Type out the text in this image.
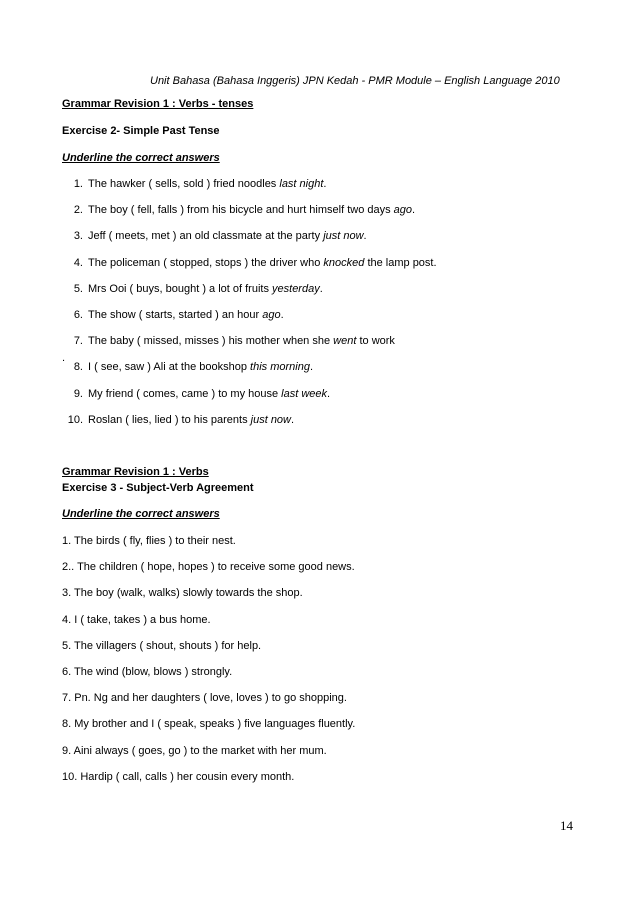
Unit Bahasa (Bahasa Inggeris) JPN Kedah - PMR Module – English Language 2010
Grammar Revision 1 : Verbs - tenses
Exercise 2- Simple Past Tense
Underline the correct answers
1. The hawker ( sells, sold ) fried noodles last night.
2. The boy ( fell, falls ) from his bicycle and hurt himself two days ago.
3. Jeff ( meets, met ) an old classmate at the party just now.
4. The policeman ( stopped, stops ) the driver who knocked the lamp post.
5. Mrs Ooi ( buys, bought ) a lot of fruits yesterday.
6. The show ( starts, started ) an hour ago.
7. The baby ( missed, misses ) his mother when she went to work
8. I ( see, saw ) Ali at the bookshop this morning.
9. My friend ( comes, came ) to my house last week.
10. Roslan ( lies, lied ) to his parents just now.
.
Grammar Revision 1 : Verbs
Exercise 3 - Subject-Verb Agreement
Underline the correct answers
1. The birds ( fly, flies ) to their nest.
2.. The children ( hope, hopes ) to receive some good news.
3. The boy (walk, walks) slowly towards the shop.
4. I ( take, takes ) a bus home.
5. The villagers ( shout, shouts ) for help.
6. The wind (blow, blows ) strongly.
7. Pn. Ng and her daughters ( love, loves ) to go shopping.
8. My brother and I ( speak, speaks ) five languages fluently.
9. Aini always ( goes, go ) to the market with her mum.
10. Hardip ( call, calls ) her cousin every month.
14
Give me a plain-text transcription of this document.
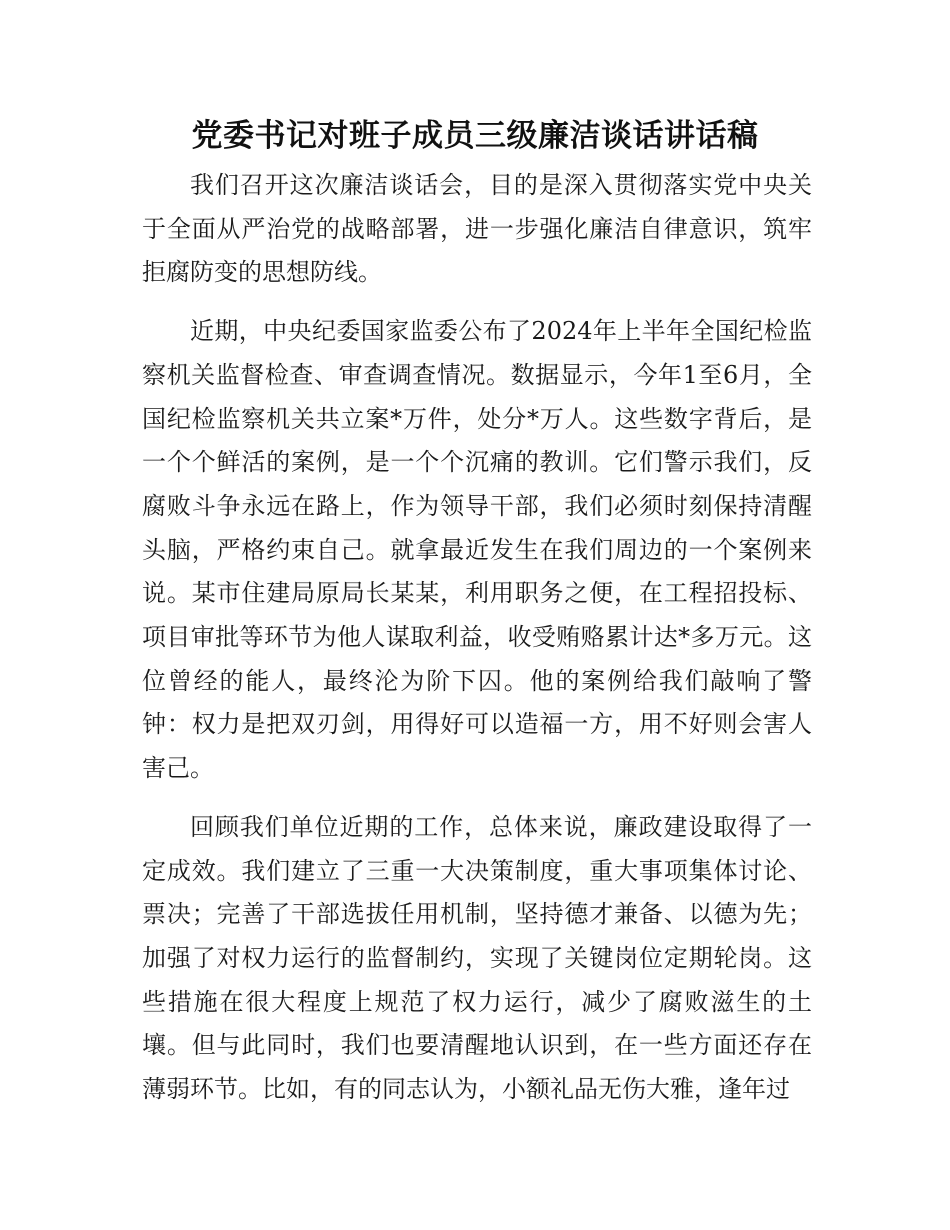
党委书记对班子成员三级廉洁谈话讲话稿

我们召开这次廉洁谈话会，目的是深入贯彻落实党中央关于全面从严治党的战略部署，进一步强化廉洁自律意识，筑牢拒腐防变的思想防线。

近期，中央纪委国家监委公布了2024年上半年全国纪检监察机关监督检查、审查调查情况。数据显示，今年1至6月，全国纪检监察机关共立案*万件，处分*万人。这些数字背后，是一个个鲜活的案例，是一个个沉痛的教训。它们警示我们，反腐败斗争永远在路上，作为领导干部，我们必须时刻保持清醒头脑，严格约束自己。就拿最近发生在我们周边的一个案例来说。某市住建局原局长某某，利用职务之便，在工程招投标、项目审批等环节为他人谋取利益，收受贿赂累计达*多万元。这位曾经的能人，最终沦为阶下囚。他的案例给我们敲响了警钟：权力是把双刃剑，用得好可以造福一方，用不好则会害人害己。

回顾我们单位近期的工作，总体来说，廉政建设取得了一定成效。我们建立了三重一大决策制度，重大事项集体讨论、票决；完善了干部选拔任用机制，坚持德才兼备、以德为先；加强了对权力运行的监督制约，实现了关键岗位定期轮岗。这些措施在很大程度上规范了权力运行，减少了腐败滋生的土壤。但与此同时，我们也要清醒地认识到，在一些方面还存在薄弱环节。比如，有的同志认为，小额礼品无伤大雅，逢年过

DIRECTIVE:
Copy out the whole listing exactly, and don't carry over any pictures.

RESULT:
Type out the text in this image.
Unit Bahasa (Bahasa Inggeris) JPN Kedah - PMR Module – English Language 2010
Grammar Revision 1 : Verbs - tenses
Exercise 2- Simple Past Tense
Underline the correct answers
1. The hawker ( sells, sold ) fried noodles last night.
2. The boy ( fell, falls ) from his bicycle and hurt himself two days ago.
3. Jeff ( meets, met ) an old classmate at the party just now.
4. The policeman ( stopped, stops ) the driver who knocked the lamp post.
5. Mrs Ooi ( buys, bought ) a lot of fruits yesterday.
6. The show ( starts, started ) an hour ago.
7. The baby ( missed, misses ) his mother when she went to work
8. I ( see, saw ) Ali at the bookshop this morning.
9. My friend ( comes, came ) to my house last week.
10. Roslan ( lies, lied ) to his parents just now.
.
Grammar Revision 1 : Verbs
Exercise 3 - Subject-Verb Agreement
Underline the correct answers
1. The birds ( fly, flies ) to their nest.
2.. The children ( hope, hopes ) to receive some good news.
3. The boy (walk, walks) slowly towards the shop.
4. I ( take, takes ) a bus home.
5. The villagers ( shout, shouts ) for help.
6. The wind (blow, blows ) strongly.
7. Pn. Ng and her daughters ( love, loves ) to go shopping.
8. My brother and I ( speak, speaks ) five languages fluently.
9. Aini always ( goes, go ) to the market with her mum.
10. Hardip ( call, calls ) her cousin every month.
14
Give me a plain-text transcription of this document.
党委书记对班子成员三级廉洁谈话讲话稿

我们召开这次廉洁谈话会，目的是深入贯彻落实党中央关于全面从严治党的战略部署，进一步强化廉洁自律意识，筑牢拒腐防变的思想防线。

近期，中央纪委国家监委公布了2024年上半年全国纪检监察机关监督检查、审查调查情况。数据显示，今年1至6月，全国纪检监察机关共立案*万件，处分*万人。这些数字背后，是一个个鲜活的案例，是一个个沉痛的教训。它们警示我们，反腐败斗争永远在路上，作为领导干部，我们必须时刻保持清醒头脑，严格约束自己。就拿最近发生在我们周边的一个案例来说。某市住建局原局长某某，利用职务之便，在工程招投标、项目审批等环节为他人谋取利益，收受贿赂累计达*多万元。这位曾经的能人，最终沦为阶下囚。他的案例给我们敲响了警钟：权力是把双刃剑，用得好可以造福一方，用不好则会害人害己。

回顾我们单位近期的工作，总体来说，廉政建设取得了一定成效。我们建立了三重一大决策制度，重大事项集体讨论、票决；完善了干部选拔任用机制，坚持德才兼备、以德为先；加强了对权力运行的监督制约，实现了关键岗位定期轮岗。这些措施在很大程度上规范了权力运行，减少了腐败滋生的土壤。但与此同时，我们也要清醒地认识到，在一些方面还存在薄弱环节。比如，有的同志认为，小额礼品无伤大雅，逢年过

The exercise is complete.